## TASK
Count how many lines hold the word "Windows" and give that number as the whole answer.

## RECORD EXCERPTS

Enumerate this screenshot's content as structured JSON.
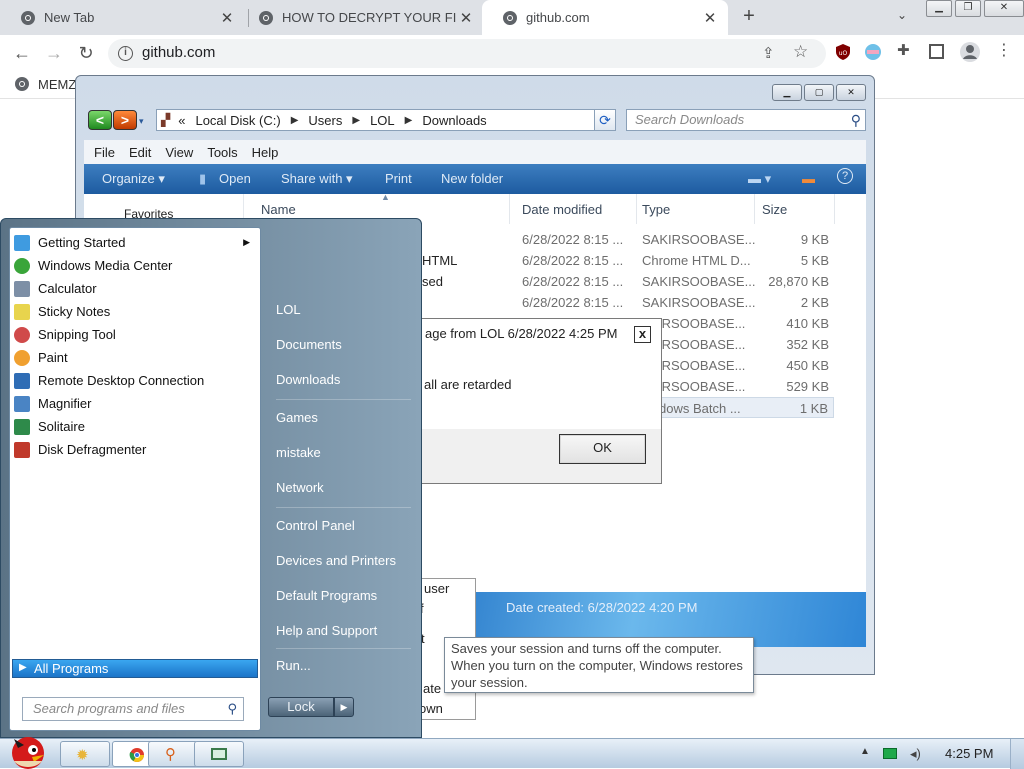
{
  "browser": {
    "tabs": [
      {
        "label": "New Tab"
      },
      {
        "label": "HOW TO DECRYPT YOUR FILES"
      },
      {
        "label": "github.com"
      }
    ],
    "new_tab_symbol": "+",
    "url": "github.com",
    "bookmark": "MEMZ",
    "accent": "#1a73e8"
  },
  "explorer": {
    "address": {
      "root": "Local Disk (C:)",
      "segments": [
        "Users",
        "LOL",
        "Downloads"
      ],
      "prefix": "«"
    },
    "search_placeholder": "Search Downloads",
    "menu": [
      "File",
      "Edit",
      "View",
      "Tools",
      "Help"
    ],
    "commands": {
      "organize": "Organize ▾",
      "open": "Open",
      "share": "Share with ▾",
      "print": "Print",
      "new_folder": "New folder"
    },
    "nav": {
      "favorites": "Favorites"
    },
    "columns": {
      "name": "Name",
      "date": "Date modified",
      "type": "Type",
      "size": "Size"
    },
    "rows": [
      {
        "name": "",
        "date": "6/28/2022 8:15 ...",
        "type": "SAKIRSOOBASE...",
        "size": "9 KB"
      },
      {
        "name": "HTML",
        "date": "6/28/2022 8:15 ...",
        "type": "Chrome HTML D...",
        "size": "5 KB"
      },
      {
        "name": "sed",
        "date": "6/28/2022 8:15 ...",
        "type": "SAKIRSOOBASE...",
        "size": "28,870 KB"
      },
      {
        "name": "",
        "date": "6/28/2022 8:15 ...",
        "type": "SAKIRSOOBASE...",
        "size": "2 KB"
      },
      {
        "name": "",
        "date": "",
        "type": "IRSOOBASE...",
        "size": "410 KB"
      },
      {
        "name": "",
        "date": "",
        "type": "IRSOOBASE...",
        "size": "352 KB"
      },
      {
        "name": "",
        "date": "",
        "type": "IRSOOBASE...",
        "size": "450 KB"
      },
      {
        "name": "",
        "date": "",
        "type": "IRSOOBASE...",
        "size": "529 KB"
      },
      {
        "name": "",
        "date": "",
        "type": "dows Batch ...",
        "size": "1 KB"
      }
    ],
    "details": "Date created: 6/28/2022 4:20 PM"
  },
  "message_box": {
    "title": "age from LOL 6/28/2022 4:25 PM",
    "text": "all are retarded",
    "ok_label": "OK",
    "close_symbol": "x"
  },
  "start_menu": {
    "programs": [
      {
        "label": "Getting Started",
        "has_submenu": true,
        "icon": "getting-started-icon",
        "color": "#3f9be0"
      },
      {
        "label": "Windows Media Center",
        "icon": "media-center-icon",
        "color": "#3aa53a"
      },
      {
        "label": "Calculator",
        "icon": "calculator-icon",
        "color": "#7d8fa6"
      },
      {
        "label": "Sticky Notes",
        "icon": "sticky-notes-icon",
        "color": "#e8d44d"
      },
      {
        "label": "Snipping Tool",
        "icon": "snipping-tool-icon",
        "color": "#d04a4a"
      },
      {
        "label": "Paint",
        "icon": "paint-icon",
        "color": "#f0a030"
      },
      {
        "label": "Remote Desktop Connection",
        "icon": "remote-desktop-icon",
        "color": "#2f6db5"
      },
      {
        "label": "Magnifier",
        "icon": "magnifier-icon",
        "color": "#4a84c4"
      },
      {
        "label": "Solitaire",
        "icon": "solitaire-icon",
        "color": "#2e8a4a"
      },
      {
        "label": "Disk Defragmenter",
        "icon": "disk-defragmenter-icon",
        "color": "#c0392b"
      }
    ],
    "all_programs": "All Programs",
    "search_placeholder": "Search programs and files",
    "right_items": {
      "user": "LOL",
      "documents": "Documents",
      "downloads": "Downloads",
      "games": "Games",
      "mistake": "mistake",
      "network": "Network",
      "control_panel": "Control Panel",
      "devices": "Devices and Printers",
      "default_programs": "Default Programs",
      "help": "Help and Support",
      "run": "Run..."
    },
    "lock_label": "Lock"
  },
  "shutdown_menu": {
    "items": [
      "user",
      "f",
      "t",
      "ate",
      "own"
    ]
  },
  "tooltip": "Saves your session and turns off the computer. When you turn on the computer, Windows restores your session.",
  "taskbar": {
    "time": "4:25 PM",
    "tray_arrow": "▲"
  }
}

## FINISHED TASK
2